(Work required):
Copy each line with the word "this" in it.

(Collected data)
______________________________

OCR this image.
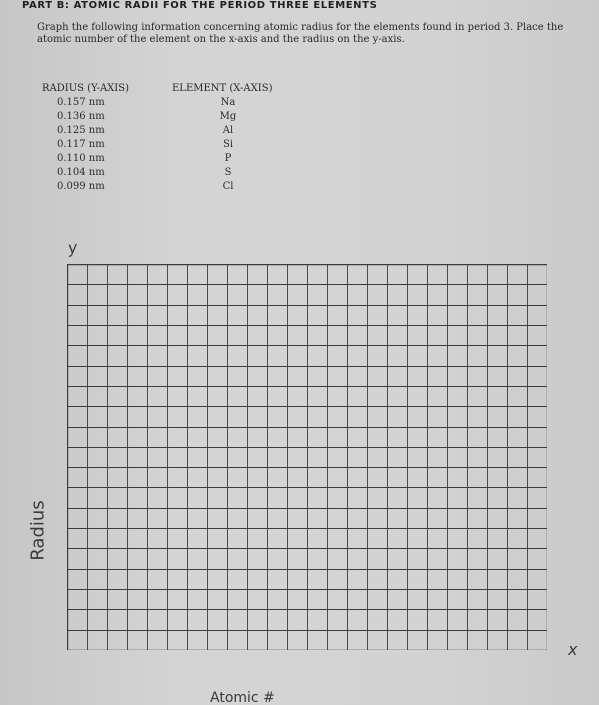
PART B: ATOMIC RADII FOR THE PERIOD THREE ELEMENTS
Graph the following information concerning atomic radius for the elements found in period 3. Place the atomic number of the element on the x-axis and the radius on the y-axis.
RADIUS (Y-AXIS)	ELEMENT (X-AXIS)
0.157 nm	Na
0.136 nm	Mg
0.125 nm	Al
0.117 nm	Si
0.110 nm	P
0.104 nm	S
0.099 nm	Cl
y
x
Radius
Atomic #
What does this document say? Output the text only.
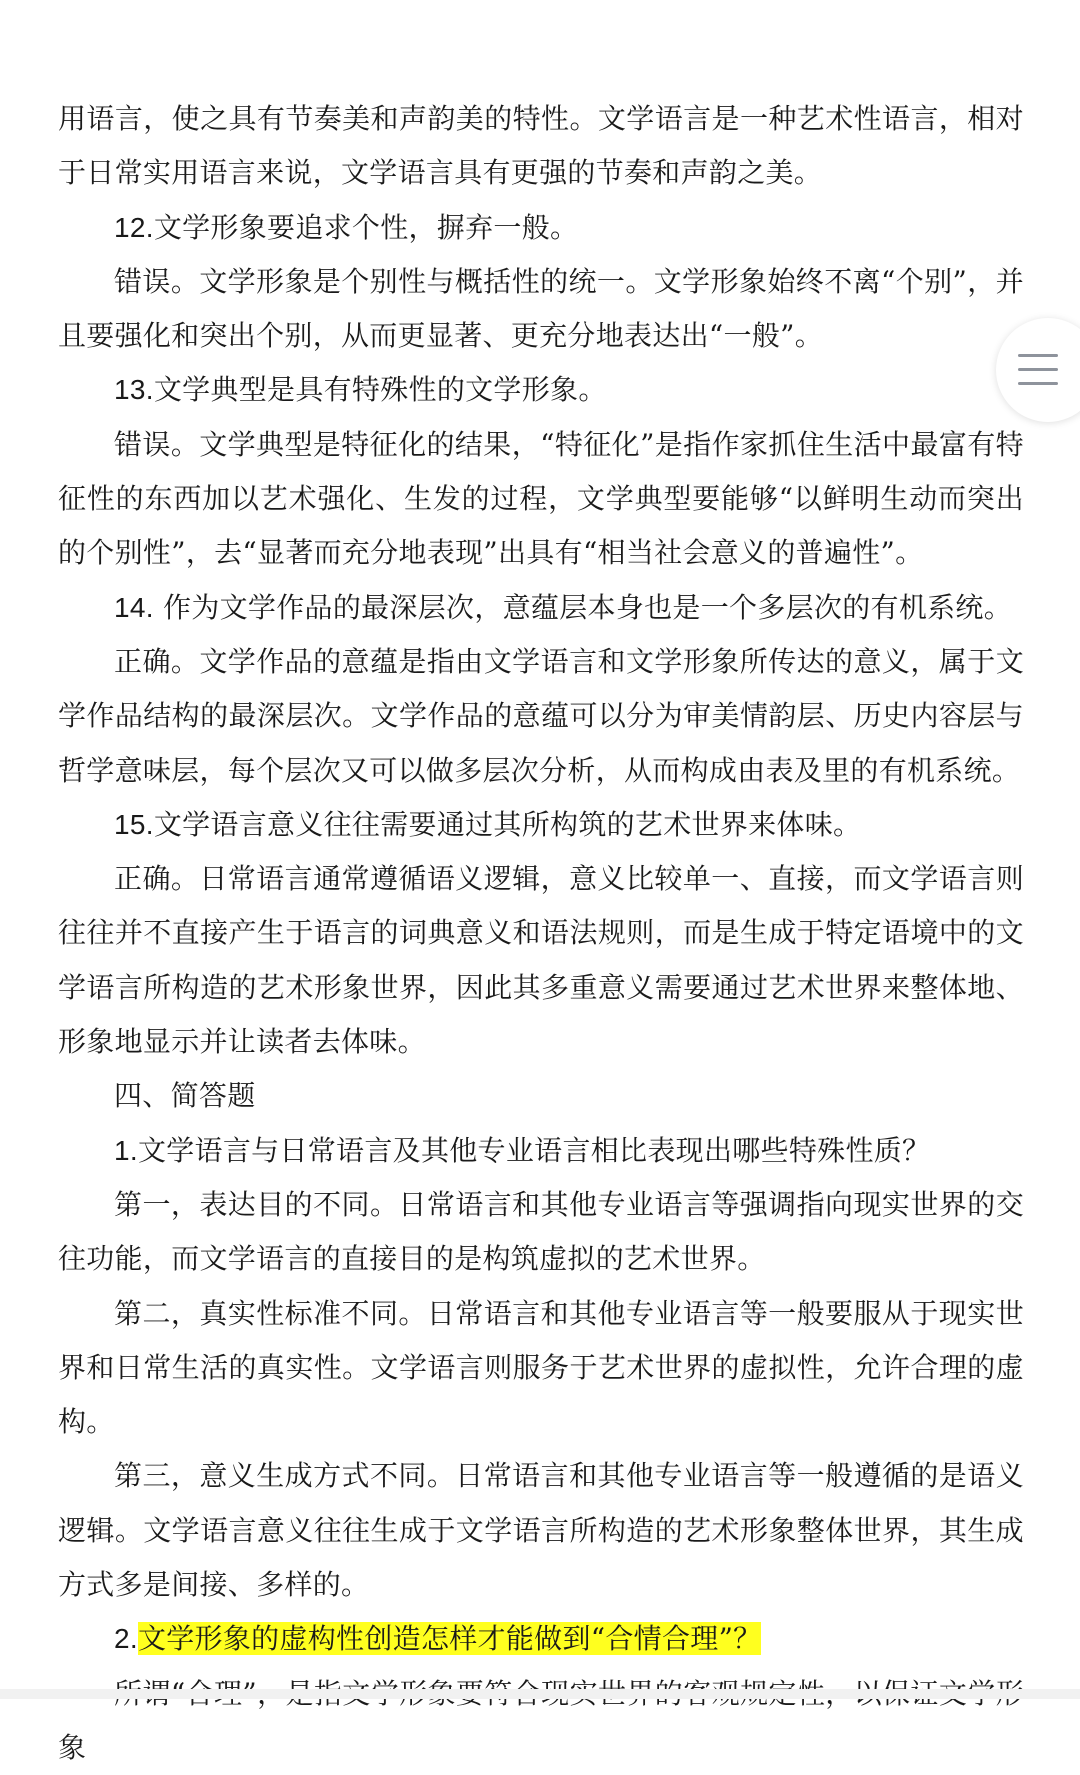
用语言，使之具有节奏美和声韵美的特性。文学语言是一种艺术性语言，相对于日常实用语言来说，文学语言具有更强的节奏和声韵之美。

12.文学形象要追求个性，摒弃一般。

错误。文学形象是个别性与概括性的统一。文学形象始终不离“个别”，并且要强化和突出个别，从而更显著、更充分地表达出“一般”。

13.文学典型是具有特殊性的文学形象。

错误。文学典型是特征化的结果，“特征化”是指作家抓住生活中最富有特征性的东西加以艺术强化、生发的过程，文学典型要能够“以鲜明生动而突出的个别性”，去“显著而充分地表现”出具有“相当社会意义的普遍性”。

14. 作为文学作品的最深层次，意蕴层本身也是一个多层次的有机系统。

正确。文学作品的意蕴是指由文学语言和文学形象所传达的意义，属于文学作品结构的最深层次。文学作品的意蕴可以分为审美情韵层、历史内容层与哲学意味层，每个层次又可以做多层次分析，从而构成由表及里的有机系统。

15.文学语言意义往往需要通过其所构筑的艺术世界来体味。

正确。日常语言通常遵循语义逻辑，意义比较单一、直接，而文学语言则往往并不直接产生于语言的词典意义和语法规则，而是生成于特定语境中的文学语言所构造的艺术形象世界，因此其多重意义需要通过艺术世界来整体地、形象地显示并让读者去体味。

四、简答题

1.文学语言与日常语言及其他专业语言相比表现出哪些特殊性质？

第一，表达目的不同。日常语言和其他专业语言等强调指向现实世界的交往功能，而文学语言的直接目的是构筑虚拟的艺术世界。

第二，真实性标准不同。日常语言和其他专业语言等一般要服从于现实世界和日常生活的真实性。文学语言则服务于艺术世界的虚拟性，允许合理的虚构。

第三，意义生成方式不同。日常语言和其他专业语言等一般遵循的是语义逻辑。文学语言意义往往生成于文学语言所构造的艺术形象整体世界，其生成方式多是间接、多样的。

2.文学形象的虚构性创造怎样才能做到“合情合理”？

象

______________________________

(Solution below):
OCR this image.
What does this document say? Output the text only.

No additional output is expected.